▶ _Problem to solve_:
All lines holding the word "early" should be located in the records and copied.

▶ _Data to use_:
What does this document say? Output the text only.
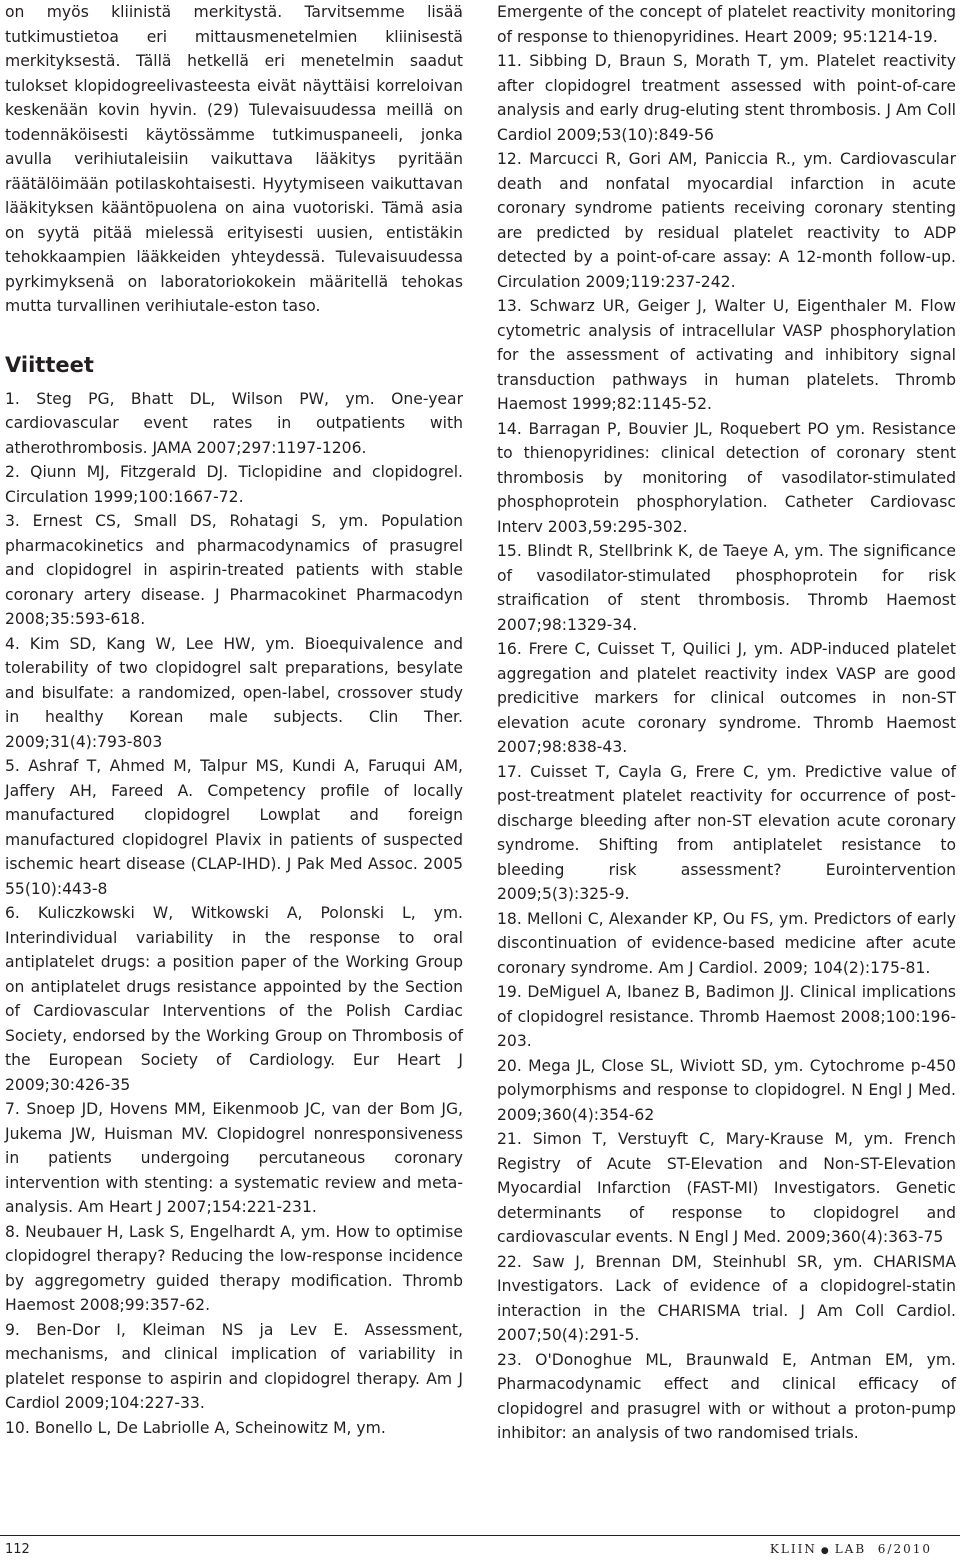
on myös kliinistä merkitystä. Tarvitsemme lisää tutkimustietoa eri mittausmenetelmien kliinisestä merkityksestä. Tällä hetkellä eri menetelmin saadut tulokset klopidogreelivasteesta eivät näyttäisi korreloivan keskenään kovin hyvin. (29) Tulevaisuudessa meillä on todennäköisesti käytössämme tutkimuspaneeli, jonka avulla verihiutaleisiin vaikuttava lääkitys pyritään räätälöimään potilaskohtaisesti. Hyytymiseen vaikuttavan lääkityksen kääntöpuolena on aina vuotoriski. Tämä asia on syytä pitää mielessä erityisesti uusien, entistäkin tehokkaampien lääkkeiden yhteydessä. Tulevaisuudessa pyrkimyksenä on laboratoriokokein määritellä tehokas mutta turvallinen verihiutale-eston taso.

Viitteet

1. Steg PG, Bhatt DL, Wilson PW, ym. One-year cardiovascular event rates in outpatients with atherothrombosis. JAMA 2007;297:1197-1206.

2. Qiunn MJ, Fitzgerald DJ. Ticlopidine and clopidogrel. Circulation 1999;100:1667-72.

3. Ernest CS, Small DS, Rohatagi S, ym. Population pharmacokinetics and pharmacodynamics of prasugrel and clopidogrel in aspirin-treated patients with stable coronary artery disease. J Pharmacokinet Pharmacodyn 2008;35:593-618.

4. Kim SD, Kang W, Lee HW, ym. Bioequivalence and tolerability of two clopidogrel salt preparations, besylate and bisulfate: a randomized, open-label, crossover study in healthy Korean male subjects. Clin Ther. 2009;31(4):793-803

5. Ashraf T, Ahmed M, Talpur MS, Kundi A, Faruqui AM, Jaffery AH, Fareed A. Competency profile of locally manufactured clopidogrel Lowplat and foreign manufactured clopidogrel Plavix in patients of suspected ischemic heart disease (CLAP-IHD). J Pak Med Assoc. 2005 55(10):443-8

6. Kuliczkowski W, Witkowski A, Polonski L, ym. Interindividual variability in the response to oral antiplatelet drugs: a position paper of the Working Group on antiplatelet drugs resistance appointed by the Section of Cardiovascular Interventions of the Polish Cardiac Society, endorsed by the Working Group on Thrombosis of the European Society of Cardiology. Eur Heart J 2009;30:426-35

7. Snoep JD, Hovens MM, Eikenmoob JC, van der Bom JG, Jukema JW, Huisman MV. Clopidogrel nonresponsiveness in patients undergoing percutaneous coronary intervention with stenting: a systematic review and meta-analysis. Am Heart J 2007;154:221-231.

8. Neubauer H, Lask S, Engelhardt A, ym. How to optimise clopidogrel therapy? Reducing the low-response incidence by aggregometry guided therapy modification. Thromb Haemost 2008;99:357-62.

9. Ben-Dor I, Kleiman NS ja Lev E. Assessment, mechanisms, and clinical implication of variability in platelet response to aspirin and clopidogrel therapy. Am J Cardiol 2009;104:227-33.

10. Bonello L, De Labriolle A, Scheinowitz M, ym.

Emergente of the concept of platelet reactivity monitoring of response to thienopyridines. Heart 2009; 95:1214-19.

11. Sibbing D, Braun S, Morath T, ym. Platelet reactivity after clopidogrel treatment assessed with point-of-care analysis and early drug-eluting stent thrombosis. J Am Coll Cardiol 2009;53(10):849-56

12. Marcucci R, Gori AM, Paniccia R., ym. Cardiovascular death and nonfatal myocardial infarction in acute coronary syndrome patients receiving coronary stenting are predicted by residual platelet reactivity to ADP detected by a point-of-care assay: A 12-month follow-up. Circulation 2009;119:237-242.

13. Schwarz UR, Geiger J, Walter U, Eigenthaler M. Flow cytometric analysis of intracellular VASP phosphorylation for the assessment of activating and inhibitory signal transduction pathways in human platelets. Thromb Haemost 1999;82:1145-52.

14. Barragan P, Bouvier JL, Roquebert PO ym. Resistance to thienopyridines: clinical detection of coronary stent thrombosis by monitoring of vasodilator-stimulated phosphoprotein phosphorylation. Catheter Cardiovasc Interv 2003,59:295-302.

15. Blindt R, Stellbrink K, de Taeye A, ym. The significance of vasodilator-stimulated phosphoprotein for risk straification of stent thrombosis. Thromb Haemost 2007;98:1329-34.

16. Frere C, Cuisset T, Quilici J, ym. ADP-induced platelet aggregation and platelet reactivity index VASP are good predicitive markers for clinical outcomes in non-ST elevation acute coronary syndrome. Thromb Haemost 2007;98:838-43.

17. Cuisset T, Cayla G, Frere C, ym. Predictive value of post-treatment platelet reactivity for occurrence of post-discharge bleeding after non-ST elevation acute coronary syndrome. Shifting from antiplatelet resistance to bleeding risk assessment? Eurointervention 2009;5(3):325-9.

18. Melloni C, Alexander KP, Ou FS, ym. Predictors of early discontinuation of evidence-based medicine after acute coronary syndrome. Am J Cardiol. 2009; 104(2):175-81.

19. DeMiguel A, Ibanez B, Badimon JJ. Clinical implications of clopidogrel resistance. Thromb Haemost 2008;100:196-203.

20. Mega JL, Close SL, Wiviott SD, ym. Cytochrome p-450 polymorphisms and response to clopidogrel. N Engl J Med. 2009;360(4):354-62

21. Simon T, Verstuyft C, Mary-Krause M, ym. French Registry of Acute ST-Elevation and Non-ST-Elevation Myocardial Infarction (FAST-MI) Investigators. Genetic determinants of response to clopidogrel and cardiovascular events. N Engl J Med. 2009;360(4):363-75

22. Saw J, Brennan DM, Steinhubl SR, ym. CHARISMA Investigators. Lack of evidence of a clopidogrel-statin interaction in the CHARISMA trial. J Am Coll Cardiol. 2007;50(4):291-5.

23. O'Donoghue ML, Braunwald E, Antman EM, ym. Pharmacodynamic effect and clinical efficacy of clopidogrel and prasugrel with or without a proton-pump inhibitor: an analysis of two randomised trials.

112	KLIIN ● LAB 6/2010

▶ _Result of the task_:
11. Sibbing D, Braun S, Morath T, ym. Platelet reactivity after clopidogrel treatment assessed with point-of-care analysis and early drug-eluting stent thrombosis. J Am Coll Cardiol 2009;53(10):849-56
18. Melloni C, Alexander KP, Ou FS, ym. Predictors of early discontinuation of evidence-based medicine after acute coronary syndrome. Am J Cardiol. 2009; 104(2):175-81.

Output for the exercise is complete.